• **WRITTEN PROBLEM**:
Please write out the complete listing that follows, exactly as it reads.
# # # #
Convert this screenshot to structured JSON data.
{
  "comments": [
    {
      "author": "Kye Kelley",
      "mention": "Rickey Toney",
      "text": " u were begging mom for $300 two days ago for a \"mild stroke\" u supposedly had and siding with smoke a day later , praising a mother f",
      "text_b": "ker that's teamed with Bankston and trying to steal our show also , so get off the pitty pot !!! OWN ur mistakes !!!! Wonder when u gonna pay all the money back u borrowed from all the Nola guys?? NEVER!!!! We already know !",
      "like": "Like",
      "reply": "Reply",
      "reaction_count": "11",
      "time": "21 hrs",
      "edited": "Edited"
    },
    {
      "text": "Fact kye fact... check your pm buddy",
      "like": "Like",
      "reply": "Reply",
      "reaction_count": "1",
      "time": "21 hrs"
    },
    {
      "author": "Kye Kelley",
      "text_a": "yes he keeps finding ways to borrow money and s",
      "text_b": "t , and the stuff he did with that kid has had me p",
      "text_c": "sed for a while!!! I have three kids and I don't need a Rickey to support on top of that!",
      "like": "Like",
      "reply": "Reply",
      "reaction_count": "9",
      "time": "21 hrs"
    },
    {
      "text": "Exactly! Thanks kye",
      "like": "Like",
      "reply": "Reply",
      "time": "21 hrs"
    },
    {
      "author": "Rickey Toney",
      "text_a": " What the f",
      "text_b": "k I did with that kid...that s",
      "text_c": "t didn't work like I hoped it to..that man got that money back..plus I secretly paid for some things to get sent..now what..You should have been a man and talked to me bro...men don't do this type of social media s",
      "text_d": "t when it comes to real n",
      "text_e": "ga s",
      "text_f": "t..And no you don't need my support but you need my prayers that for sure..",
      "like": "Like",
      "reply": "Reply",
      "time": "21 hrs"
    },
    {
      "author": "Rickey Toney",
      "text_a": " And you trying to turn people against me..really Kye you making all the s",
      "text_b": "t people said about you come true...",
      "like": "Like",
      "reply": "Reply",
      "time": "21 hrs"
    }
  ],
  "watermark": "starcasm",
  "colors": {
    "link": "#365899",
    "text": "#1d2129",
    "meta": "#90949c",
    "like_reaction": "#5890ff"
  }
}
# # # #
• **REPLY TO THE TASK**:
Convert this screenshot to structured JSON data.
{
  "comments": [
    {
      "author": "Kye Kelley",
      "mention": "Rickey Toney",
      "text": " u were begging mom for $300 two days ago for a \"mild stroke\" u supposedly had and siding with smoke a day later , praising a mother f",
      "text_b": "ker that's teamed with Bankston and trying to steal our show also , so get off the pitty pot !!! OWN ur mistakes !!!! Wonder when u gonna pay all the money back u borrowed from all the Nola guys?? NEVER!!!! We already know !",
      "like": "Like",
      "reply": "Reply",
      "reaction_count": "11",
      "time": "21 hrs",
      "edited": "Edited"
    },
    {
      "text": "Fact kye fact... check your pm buddy",
      "like": "Like",
      "reply": "Reply",
      "reaction_count": "1",
      "time": "21 hrs"
    },
    {
      "author": "Kye Kelley",
      "text_a": "yes he keeps finding ways to borrow money and s",
      "text_b": "t , and the stuff he did with that kid has had me p",
      "text_c": "sed for a while!!! I have three kids and I don't need a Rickey to support on top of that!",
      "like": "Like",
      "reply": "Reply",
      "reaction_count": "9",
      "time": "21 hrs"
    },
    {
      "text": "Exactly! Thanks kye",
      "like": "Like",
      "reply": "Reply",
      "time": "21 hrs"
    },
    {
      "author": "Rickey Toney",
      "text_a": " What the f",
      "text_b": "k I did with that kid...that s",
      "text_c": "t didn't work like I hoped it to..that man got that money back..plus I secretly paid for some things to get sent..now what..You should have been a man and talked to me bro...men don't do this type of social media s",
      "text_d": "t when it comes to real n",
      "text_e": "ga s",
      "text_f": "t..And no you don't need my support but you need my prayers that for sure..",
      "like": "Like",
      "reply": "Reply",
      "time": "21 hrs"
    },
    {
      "author": "Rickey Toney",
      "text_a": " And you trying to turn people against me..really Kye you making all the s",
      "text_b": "t people said about you come true...",
      "like": "Like",
      "reply": "Reply",
      "time": "21 hrs"
    }
  ],
  "watermark": "starcasm",
  "colors": {
    "link": "#365899",
    "text": "#1d2129",
    "meta": "#90949c",
    "like_reaction": "#5890ff"
  }
}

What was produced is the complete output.